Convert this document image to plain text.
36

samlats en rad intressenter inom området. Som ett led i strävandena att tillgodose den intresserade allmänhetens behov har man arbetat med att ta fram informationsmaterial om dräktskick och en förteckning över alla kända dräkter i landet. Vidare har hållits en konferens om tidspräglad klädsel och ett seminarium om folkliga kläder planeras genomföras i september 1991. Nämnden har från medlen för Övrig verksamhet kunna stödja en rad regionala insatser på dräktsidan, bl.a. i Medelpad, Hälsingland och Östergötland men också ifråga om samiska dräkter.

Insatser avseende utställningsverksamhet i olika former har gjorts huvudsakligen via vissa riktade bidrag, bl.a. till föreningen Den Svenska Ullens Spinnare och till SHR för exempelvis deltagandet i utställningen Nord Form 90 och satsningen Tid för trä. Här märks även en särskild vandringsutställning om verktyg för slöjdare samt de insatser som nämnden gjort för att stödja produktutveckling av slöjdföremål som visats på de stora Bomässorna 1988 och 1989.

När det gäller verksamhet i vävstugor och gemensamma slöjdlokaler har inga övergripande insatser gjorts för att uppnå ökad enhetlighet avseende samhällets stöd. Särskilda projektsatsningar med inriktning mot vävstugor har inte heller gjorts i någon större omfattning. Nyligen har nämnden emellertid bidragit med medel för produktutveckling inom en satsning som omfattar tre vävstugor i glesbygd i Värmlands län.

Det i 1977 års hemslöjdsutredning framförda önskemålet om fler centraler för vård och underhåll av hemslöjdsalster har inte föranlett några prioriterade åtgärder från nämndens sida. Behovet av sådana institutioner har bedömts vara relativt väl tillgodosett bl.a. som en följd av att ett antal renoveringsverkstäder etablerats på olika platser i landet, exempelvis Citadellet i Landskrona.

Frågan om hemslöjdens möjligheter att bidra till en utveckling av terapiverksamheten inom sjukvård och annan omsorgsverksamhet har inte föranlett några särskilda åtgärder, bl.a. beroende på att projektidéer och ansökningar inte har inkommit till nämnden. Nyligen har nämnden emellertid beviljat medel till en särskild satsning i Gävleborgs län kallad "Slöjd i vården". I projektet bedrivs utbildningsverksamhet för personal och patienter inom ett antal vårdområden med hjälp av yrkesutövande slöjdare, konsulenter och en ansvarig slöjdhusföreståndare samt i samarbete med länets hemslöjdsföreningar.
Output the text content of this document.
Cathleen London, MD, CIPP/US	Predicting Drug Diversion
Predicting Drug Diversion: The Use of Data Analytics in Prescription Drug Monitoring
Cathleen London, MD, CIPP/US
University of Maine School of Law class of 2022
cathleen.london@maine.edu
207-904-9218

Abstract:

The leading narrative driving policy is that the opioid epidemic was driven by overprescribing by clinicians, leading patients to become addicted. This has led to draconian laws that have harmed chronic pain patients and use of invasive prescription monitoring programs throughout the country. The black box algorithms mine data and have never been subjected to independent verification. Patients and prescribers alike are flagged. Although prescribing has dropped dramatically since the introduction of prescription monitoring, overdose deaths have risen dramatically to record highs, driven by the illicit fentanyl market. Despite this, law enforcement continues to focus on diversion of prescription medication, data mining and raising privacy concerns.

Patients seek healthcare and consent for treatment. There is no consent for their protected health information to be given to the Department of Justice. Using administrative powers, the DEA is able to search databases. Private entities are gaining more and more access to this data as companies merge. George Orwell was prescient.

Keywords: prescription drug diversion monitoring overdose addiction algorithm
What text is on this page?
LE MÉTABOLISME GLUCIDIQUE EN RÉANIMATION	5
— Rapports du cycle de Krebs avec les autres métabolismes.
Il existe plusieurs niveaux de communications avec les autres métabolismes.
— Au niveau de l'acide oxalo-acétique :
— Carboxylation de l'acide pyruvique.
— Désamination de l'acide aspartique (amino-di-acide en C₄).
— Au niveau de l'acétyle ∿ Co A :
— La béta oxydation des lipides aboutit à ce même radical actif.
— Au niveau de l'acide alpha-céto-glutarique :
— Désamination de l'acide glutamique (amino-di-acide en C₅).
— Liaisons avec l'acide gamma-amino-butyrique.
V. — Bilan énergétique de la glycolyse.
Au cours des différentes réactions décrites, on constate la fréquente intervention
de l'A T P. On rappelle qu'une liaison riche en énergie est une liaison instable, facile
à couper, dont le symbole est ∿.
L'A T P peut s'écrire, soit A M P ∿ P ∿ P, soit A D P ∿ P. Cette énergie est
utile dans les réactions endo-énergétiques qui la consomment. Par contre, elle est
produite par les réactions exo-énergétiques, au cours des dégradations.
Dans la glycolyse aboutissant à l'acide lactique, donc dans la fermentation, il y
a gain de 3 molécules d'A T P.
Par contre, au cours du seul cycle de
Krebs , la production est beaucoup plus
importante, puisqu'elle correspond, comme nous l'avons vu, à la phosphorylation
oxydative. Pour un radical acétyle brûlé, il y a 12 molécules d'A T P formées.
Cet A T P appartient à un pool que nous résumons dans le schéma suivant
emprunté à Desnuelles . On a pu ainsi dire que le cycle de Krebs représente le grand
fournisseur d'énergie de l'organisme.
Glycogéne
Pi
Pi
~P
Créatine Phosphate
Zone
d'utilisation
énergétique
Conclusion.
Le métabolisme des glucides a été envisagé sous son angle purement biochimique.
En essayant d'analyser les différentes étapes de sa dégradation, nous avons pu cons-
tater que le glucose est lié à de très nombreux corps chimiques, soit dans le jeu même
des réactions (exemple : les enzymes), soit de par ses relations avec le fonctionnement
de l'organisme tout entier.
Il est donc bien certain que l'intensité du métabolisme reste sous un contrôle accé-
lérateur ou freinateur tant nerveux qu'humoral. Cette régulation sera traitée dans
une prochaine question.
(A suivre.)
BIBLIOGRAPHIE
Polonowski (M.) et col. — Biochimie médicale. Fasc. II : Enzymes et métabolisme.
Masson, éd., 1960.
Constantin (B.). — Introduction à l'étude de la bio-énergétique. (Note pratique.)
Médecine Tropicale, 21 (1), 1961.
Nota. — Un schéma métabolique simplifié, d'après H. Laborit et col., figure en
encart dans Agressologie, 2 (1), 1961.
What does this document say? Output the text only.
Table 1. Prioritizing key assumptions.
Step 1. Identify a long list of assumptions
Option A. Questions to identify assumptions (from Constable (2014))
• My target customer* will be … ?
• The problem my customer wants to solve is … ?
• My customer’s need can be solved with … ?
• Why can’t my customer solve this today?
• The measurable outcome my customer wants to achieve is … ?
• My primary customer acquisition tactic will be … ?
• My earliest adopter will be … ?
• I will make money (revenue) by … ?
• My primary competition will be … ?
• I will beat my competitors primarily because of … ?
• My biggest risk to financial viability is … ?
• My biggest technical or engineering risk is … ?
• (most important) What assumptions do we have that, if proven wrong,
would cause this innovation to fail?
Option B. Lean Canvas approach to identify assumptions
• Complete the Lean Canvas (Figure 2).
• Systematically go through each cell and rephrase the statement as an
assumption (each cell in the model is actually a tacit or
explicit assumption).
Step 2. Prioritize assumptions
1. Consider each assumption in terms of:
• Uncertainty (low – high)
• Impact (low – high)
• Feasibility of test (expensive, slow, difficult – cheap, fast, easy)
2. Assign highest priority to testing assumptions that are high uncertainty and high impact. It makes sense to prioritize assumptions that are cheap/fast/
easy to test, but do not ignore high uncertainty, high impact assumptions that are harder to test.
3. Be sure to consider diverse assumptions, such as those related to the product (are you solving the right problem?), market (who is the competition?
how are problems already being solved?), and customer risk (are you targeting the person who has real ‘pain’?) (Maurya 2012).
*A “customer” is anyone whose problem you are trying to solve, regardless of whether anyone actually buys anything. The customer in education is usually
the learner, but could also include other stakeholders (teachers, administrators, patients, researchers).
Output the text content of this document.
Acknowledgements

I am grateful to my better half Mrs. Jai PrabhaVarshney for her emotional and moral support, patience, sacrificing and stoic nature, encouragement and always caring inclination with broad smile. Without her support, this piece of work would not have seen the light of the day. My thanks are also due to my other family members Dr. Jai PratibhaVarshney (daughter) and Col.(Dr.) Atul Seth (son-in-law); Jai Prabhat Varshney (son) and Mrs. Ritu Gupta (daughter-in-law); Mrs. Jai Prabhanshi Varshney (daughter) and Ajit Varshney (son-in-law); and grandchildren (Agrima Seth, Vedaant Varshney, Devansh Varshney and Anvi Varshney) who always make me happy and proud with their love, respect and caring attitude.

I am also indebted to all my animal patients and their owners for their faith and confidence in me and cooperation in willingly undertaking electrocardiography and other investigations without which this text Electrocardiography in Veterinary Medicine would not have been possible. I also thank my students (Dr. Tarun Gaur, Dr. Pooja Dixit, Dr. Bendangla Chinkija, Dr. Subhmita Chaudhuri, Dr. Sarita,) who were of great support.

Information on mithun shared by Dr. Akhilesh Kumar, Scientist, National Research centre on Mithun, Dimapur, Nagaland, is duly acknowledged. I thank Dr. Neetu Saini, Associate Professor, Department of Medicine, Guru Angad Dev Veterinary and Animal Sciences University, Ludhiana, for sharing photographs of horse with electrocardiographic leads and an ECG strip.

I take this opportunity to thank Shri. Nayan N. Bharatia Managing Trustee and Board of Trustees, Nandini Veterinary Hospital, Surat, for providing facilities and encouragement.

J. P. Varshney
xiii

◆ THE PROBLEM
What lines in the entries contain "easy"? Report each one by copying it.

◆ RESPONSE BELOW
• Feasibility of test (expensive, slow, difficult – cheap, fast, easy)
easy to test, but do not ignore high uncertainty, high impact assumptions that are harder to test.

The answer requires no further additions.